**SUPPLIED MATERIAL**:
#####
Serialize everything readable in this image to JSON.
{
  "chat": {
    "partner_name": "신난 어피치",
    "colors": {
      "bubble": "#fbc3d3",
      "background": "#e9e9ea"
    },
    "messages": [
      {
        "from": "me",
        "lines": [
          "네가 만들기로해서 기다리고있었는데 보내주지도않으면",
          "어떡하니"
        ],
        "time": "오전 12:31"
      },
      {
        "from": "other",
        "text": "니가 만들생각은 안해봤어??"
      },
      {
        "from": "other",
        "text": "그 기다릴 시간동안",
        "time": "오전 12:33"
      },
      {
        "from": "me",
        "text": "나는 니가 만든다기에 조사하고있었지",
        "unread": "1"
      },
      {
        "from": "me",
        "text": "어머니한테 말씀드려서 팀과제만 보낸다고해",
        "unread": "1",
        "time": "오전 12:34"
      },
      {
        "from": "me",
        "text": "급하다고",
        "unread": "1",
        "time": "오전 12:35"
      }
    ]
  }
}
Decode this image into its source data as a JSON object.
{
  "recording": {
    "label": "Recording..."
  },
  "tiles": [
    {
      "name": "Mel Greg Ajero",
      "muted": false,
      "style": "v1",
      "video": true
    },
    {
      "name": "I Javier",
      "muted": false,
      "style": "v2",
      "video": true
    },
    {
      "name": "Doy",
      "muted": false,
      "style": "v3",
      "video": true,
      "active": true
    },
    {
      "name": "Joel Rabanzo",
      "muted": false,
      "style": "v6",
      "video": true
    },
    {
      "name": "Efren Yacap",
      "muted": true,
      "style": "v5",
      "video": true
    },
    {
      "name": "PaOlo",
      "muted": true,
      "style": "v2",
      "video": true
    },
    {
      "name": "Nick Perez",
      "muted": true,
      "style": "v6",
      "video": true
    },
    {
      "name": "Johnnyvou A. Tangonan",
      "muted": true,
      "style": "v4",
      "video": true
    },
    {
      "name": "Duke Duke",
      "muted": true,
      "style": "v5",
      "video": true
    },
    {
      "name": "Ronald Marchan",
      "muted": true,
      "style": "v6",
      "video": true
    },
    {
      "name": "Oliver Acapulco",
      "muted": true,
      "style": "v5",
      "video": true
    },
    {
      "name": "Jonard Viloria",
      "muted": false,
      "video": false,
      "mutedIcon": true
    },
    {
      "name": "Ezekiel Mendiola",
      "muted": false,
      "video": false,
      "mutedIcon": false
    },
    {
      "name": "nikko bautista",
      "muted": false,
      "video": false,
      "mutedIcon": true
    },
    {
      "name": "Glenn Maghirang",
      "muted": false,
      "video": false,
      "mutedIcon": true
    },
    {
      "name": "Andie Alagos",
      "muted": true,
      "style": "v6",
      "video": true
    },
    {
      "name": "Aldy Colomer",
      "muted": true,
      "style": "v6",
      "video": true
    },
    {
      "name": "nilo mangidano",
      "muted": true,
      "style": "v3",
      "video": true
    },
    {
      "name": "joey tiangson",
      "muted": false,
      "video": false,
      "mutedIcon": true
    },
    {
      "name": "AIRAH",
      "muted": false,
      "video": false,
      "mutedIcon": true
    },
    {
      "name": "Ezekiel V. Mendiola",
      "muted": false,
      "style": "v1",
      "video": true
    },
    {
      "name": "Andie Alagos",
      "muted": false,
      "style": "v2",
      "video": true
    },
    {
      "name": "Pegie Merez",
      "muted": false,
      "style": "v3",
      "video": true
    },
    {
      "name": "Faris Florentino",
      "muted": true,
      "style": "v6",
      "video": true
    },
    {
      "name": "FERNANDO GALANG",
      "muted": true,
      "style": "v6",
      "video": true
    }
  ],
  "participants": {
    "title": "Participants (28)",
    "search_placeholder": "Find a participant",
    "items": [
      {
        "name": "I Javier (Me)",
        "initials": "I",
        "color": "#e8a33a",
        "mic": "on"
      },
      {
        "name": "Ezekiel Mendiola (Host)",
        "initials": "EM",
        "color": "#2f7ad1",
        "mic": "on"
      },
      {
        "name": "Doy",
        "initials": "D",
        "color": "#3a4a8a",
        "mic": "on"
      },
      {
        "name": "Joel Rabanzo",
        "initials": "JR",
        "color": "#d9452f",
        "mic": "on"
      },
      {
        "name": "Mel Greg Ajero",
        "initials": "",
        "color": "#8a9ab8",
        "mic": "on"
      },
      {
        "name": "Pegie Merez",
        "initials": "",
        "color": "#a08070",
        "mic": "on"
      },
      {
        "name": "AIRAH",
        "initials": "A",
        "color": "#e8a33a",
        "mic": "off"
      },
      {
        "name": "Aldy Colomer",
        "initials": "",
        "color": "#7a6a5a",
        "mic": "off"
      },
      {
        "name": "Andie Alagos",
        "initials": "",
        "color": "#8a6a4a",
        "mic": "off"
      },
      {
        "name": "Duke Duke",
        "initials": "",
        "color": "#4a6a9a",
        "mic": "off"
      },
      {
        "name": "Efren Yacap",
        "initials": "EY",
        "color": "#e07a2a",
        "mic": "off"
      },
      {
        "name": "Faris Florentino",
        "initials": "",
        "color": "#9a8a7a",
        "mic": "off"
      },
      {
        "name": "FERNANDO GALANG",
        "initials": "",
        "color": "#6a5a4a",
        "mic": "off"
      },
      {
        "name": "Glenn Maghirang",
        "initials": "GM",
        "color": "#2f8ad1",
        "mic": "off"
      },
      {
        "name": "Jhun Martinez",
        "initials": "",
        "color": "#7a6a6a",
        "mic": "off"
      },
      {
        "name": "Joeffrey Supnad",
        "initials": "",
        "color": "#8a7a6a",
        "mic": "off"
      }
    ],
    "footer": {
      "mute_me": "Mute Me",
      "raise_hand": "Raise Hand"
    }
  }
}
#####
**EXERCISE TASK**:
The data above must be returned in full, exactly as written.

**EXERCISE SOLUTION**:
Serialize everything readable in this image to JSON.
{
  "chat": {
    "partner_name": "신난 어피치",
    "colors": {
      "bubble": "#fbc3d3",
      "background": "#e9e9ea"
    },
    "messages": [
      {
        "from": "me",
        "lines": [
          "네가 만들기로해서 기다리고있었는데 보내주지도않으면",
          "어떡하니"
        ],
        "time": "오전 12:31"
      },
      {
        "from": "other",
        "text": "니가 만들생각은 안해봤어??"
      },
      {
        "from": "other",
        "text": "그 기다릴 시간동안",
        "time": "오전 12:33"
      },
      {
        "from": "me",
        "text": "나는 니가 만든다기에 조사하고있었지",
        "unread": "1"
      },
      {
        "from": "me",
        "text": "어머니한테 말씀드려서 팀과제만 보낸다고해",
        "unread": "1",
        "time": "오전 12:34"
      },
      {
        "from": "me",
        "text": "급하다고",
        "unread": "1",
        "time": "오전 12:35"
      }
    ]
  }
}
Decode this image into its source data as a JSON object.
{
  "recording": {
    "label": "Recording..."
  },
  "tiles": [
    {
      "name": "Mel Greg Ajero",
      "muted": false,
      "style": "v1",
      "video": true
    },
    {
      "name": "I Javier",
      "muted": false,
      "style": "v2",
      "video": true
    },
    {
      "name": "Doy",
      "muted": false,
      "style": "v3",
      "video": true,
      "active": true
    },
    {
      "name": "Joel Rabanzo",
      "muted": false,
      "style": "v6",
      "video": true
    },
    {
      "name": "Efren Yacap",
      "muted": true,
      "style": "v5",
      "video": true
    },
    {
      "name": "PaOlo",
      "muted": true,
      "style": "v2",
      "video": true
    },
    {
      "name": "Nick Perez",
      "muted": true,
      "style": "v6",
      "video": true
    },
    {
      "name": "Johnnyvou A. Tangonan",
      "muted": true,
      "style": "v4",
      "video": true
    },
    {
      "name": "Duke Duke",
      "muted": true,
      "style": "v5",
      "video": true
    },
    {
      "name": "Ronald Marchan",
      "muted": true,
      "style": "v6",
      "video": true
    },
    {
      "name": "Oliver Acapulco",
      "muted": true,
      "style": "v5",
      "video": true
    },
    {
      "name": "Jonard Viloria",
      "muted": false,
      "video": false,
      "mutedIcon": true
    },
    {
      "name": "Ezekiel Mendiola",
      "muted": false,
      "video": false,
      "mutedIcon": false
    },
    {
      "name": "nikko bautista",
      "muted": false,
      "video": false,
      "mutedIcon": true
    },
    {
      "name": "Glenn Maghirang",
      "muted": false,
      "video": false,
      "mutedIcon": true
    },
    {
      "name": "Andie Alagos",
      "muted": true,
      "style": "v6",
      "video": true
    },
    {
      "name": "Aldy Colomer",
      "muted": true,
      "style": "v6",
      "video": true
    },
    {
      "name": "nilo mangidano",
      "muted": true,
      "style": "v3",
      "video": true
    },
    {
      "name": "joey tiangson",
      "muted": false,
      "video": false,
      "mutedIcon": true
    },
    {
      "name": "AIRAH",
      "muted": false,
      "video": false,
      "mutedIcon": true
    },
    {
      "name": "Ezekiel V. Mendiola",
      "muted": false,
      "style": "v1",
      "video": true
    },
    {
      "name": "Andie Alagos",
      "muted": false,
      "style": "v2",
      "video": true
    },
    {
      "name": "Pegie Merez",
      "muted": false,
      "style": "v3",
      "video": true
    },
    {
      "name": "Faris Florentino",
      "muted": true,
      "style": "v6",
      "video": true
    },
    {
      "name": "FERNANDO GALANG",
      "muted": true,
      "style": "v6",
      "video": true
    }
  ],
  "participants": {
    "title": "Participants (28)",
    "search_placeholder": "Find a participant",
    "items": [
      {
        "name": "I Javier (Me)",
        "initials": "I",
        "color": "#e8a33a",
        "mic": "on"
      },
      {
        "name": "Ezekiel Mendiola (Host)",
        "initials": "EM",
        "color": "#2f7ad1",
        "mic": "on"
      },
      {
        "name": "Doy",
        "initials": "D",
        "color": "#3a4a8a",
        "mic": "on"
      },
      {
        "name": "Joel Rabanzo",
        "initials": "JR",
        "color": "#d9452f",
        "mic": "on"
      },
      {
        "name": "Mel Greg Ajero",
        "initials": "",
        "color": "#8a9ab8",
        "mic": "on"
      },
      {
        "name": "Pegie Merez",
        "initials": "",
        "color": "#a08070",
        "mic": "on"
      },
      {
        "name": "AIRAH",
        "initials": "A",
        "color": "#e8a33a",
        "mic": "off"
      },
      {
        "name": "Aldy Colomer",
        "initials": "",
        "color": "#7a6a5a",
        "mic": "off"
      },
      {
        "name": "Andie Alagos",
        "initials": "",
        "color": "#8a6a4a",
        "mic": "off"
      },
      {
        "name": "Duke Duke",
        "initials": "",
        "color": "#4a6a9a",
        "mic": "off"
      },
      {
        "name": "Efren Yacap",
        "initials": "EY",
        "color": "#e07a2a",
        "mic": "off"
      },
      {
        "name": "Faris Florentino",
        "initials": "",
        "color": "#9a8a7a",
        "mic": "off"
      },
      {
        "name": "FERNANDO GALANG",
        "initials": "",
        "color": "#6a5a4a",
        "mic": "off"
      },
      {
        "name": "Glenn Maghirang",
        "initials": "GM",
        "color": "#2f8ad1",
        "mic": "off"
      },
      {
        "name": "Jhun Martinez",
        "initials": "",
        "color": "#7a6a6a",
        "mic": "off"
      },
      {
        "name": "Joeffrey Supnad",
        "initials": "",
        "color": "#8a7a6a",
        "mic": "off"
      }
    ],
    "footer": {
      "mute_me": "Mute Me",
      "raise_hand": "Raise Hand"
    }
  }
}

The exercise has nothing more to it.